**** Provided data ****

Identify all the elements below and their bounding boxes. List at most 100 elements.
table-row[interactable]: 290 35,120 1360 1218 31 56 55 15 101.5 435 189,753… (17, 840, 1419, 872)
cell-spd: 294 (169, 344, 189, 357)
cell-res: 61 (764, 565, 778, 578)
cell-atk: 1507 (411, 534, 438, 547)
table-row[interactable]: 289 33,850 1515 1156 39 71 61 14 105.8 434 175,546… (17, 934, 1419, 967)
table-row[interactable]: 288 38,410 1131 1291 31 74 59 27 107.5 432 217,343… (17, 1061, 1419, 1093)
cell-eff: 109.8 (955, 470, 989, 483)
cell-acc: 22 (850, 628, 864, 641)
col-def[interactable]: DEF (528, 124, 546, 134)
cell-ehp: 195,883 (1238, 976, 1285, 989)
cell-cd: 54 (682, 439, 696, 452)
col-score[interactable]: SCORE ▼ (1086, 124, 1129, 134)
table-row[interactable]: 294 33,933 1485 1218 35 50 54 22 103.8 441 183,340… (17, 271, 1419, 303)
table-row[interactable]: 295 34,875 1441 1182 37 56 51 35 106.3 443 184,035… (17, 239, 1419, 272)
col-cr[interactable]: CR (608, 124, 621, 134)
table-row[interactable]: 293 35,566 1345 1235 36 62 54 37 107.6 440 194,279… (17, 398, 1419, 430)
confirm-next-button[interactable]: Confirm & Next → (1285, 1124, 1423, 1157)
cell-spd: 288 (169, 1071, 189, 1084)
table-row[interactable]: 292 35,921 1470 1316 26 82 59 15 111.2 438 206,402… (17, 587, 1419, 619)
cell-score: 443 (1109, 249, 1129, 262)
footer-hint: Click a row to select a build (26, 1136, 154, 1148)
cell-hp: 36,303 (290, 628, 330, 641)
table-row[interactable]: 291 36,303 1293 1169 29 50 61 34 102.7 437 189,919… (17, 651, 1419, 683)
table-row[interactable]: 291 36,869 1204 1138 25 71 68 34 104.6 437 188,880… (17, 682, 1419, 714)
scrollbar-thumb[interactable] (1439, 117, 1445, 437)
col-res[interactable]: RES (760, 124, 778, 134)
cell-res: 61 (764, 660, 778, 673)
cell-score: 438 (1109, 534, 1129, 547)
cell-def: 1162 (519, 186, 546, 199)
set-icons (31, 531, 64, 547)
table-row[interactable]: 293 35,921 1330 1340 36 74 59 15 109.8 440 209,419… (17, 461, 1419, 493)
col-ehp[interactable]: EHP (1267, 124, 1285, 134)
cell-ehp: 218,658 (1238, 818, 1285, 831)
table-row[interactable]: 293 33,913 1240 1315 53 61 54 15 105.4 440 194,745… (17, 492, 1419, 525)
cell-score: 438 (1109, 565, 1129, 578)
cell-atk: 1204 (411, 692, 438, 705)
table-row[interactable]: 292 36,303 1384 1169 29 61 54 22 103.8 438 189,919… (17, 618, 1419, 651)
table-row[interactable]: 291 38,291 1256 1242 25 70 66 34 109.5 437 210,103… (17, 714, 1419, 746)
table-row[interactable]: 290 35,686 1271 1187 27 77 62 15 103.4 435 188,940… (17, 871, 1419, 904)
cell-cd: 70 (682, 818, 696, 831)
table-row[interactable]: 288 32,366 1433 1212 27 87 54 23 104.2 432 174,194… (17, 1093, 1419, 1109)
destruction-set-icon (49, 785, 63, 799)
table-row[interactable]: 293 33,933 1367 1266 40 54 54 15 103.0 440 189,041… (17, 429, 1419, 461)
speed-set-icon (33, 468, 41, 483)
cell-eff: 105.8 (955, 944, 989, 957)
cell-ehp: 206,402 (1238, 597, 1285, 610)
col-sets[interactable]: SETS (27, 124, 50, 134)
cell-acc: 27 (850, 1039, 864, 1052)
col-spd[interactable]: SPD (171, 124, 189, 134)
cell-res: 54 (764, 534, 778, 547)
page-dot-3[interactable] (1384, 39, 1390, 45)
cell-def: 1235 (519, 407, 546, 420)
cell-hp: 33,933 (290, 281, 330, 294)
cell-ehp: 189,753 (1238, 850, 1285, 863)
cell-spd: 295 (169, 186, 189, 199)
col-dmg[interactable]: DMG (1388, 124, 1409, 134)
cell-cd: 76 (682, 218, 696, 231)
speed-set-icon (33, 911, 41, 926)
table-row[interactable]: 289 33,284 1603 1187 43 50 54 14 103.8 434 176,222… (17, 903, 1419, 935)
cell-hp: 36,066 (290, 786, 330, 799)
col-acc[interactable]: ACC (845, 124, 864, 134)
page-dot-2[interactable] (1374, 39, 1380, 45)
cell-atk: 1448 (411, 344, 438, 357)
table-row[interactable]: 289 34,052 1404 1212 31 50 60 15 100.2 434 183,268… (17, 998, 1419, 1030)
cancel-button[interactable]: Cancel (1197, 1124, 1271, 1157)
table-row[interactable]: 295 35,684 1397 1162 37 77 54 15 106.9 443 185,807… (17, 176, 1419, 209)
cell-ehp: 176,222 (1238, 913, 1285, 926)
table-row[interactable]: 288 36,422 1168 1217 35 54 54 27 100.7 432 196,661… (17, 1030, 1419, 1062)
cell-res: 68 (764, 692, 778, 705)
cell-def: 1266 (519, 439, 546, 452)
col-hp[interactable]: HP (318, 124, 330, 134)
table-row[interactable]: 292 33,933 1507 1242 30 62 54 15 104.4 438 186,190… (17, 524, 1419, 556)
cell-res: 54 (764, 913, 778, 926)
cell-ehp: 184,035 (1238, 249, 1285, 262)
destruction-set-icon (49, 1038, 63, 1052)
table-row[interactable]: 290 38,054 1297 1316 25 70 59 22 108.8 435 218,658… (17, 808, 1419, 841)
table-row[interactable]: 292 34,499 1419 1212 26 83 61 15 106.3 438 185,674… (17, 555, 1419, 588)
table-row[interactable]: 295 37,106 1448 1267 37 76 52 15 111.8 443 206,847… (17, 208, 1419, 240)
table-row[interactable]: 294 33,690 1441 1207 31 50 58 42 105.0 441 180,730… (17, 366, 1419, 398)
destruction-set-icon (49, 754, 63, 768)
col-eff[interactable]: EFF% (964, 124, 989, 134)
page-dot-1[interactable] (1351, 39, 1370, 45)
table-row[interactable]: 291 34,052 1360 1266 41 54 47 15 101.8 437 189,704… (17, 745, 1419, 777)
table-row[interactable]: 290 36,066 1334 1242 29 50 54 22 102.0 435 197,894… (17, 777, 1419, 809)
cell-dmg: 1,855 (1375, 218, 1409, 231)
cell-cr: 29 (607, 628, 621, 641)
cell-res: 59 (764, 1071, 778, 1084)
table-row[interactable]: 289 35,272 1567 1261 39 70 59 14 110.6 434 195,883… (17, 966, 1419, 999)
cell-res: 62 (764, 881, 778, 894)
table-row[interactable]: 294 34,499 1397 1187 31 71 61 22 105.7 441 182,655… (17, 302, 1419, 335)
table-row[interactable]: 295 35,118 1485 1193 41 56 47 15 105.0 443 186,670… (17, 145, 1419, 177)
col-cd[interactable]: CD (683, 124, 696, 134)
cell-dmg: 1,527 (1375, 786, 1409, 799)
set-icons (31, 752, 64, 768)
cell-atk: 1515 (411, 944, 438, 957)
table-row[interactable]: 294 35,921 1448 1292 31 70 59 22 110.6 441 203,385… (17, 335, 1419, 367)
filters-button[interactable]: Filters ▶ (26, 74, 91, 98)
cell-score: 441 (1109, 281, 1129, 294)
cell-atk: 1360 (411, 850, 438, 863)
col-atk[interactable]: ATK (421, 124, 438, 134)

****

Direction:
Copy everything from the start of the records down to the line containing "cell-res: 61 (764, 565, 778, 578)", substituting "box coordinates" for "bounding boxes" and keeping every other character as it is.

Task response:
Identify all the elements below and their box coordinates. List at most 100 elements.
table-row[interactable]: 290 35,120 1360 1218 31 56 55 15 101.5 435 189,753… (17, 840, 1419, 872)
cell-spd: 294 (169, 344, 189, 357)
cell-res: 61 (764, 565, 778, 578)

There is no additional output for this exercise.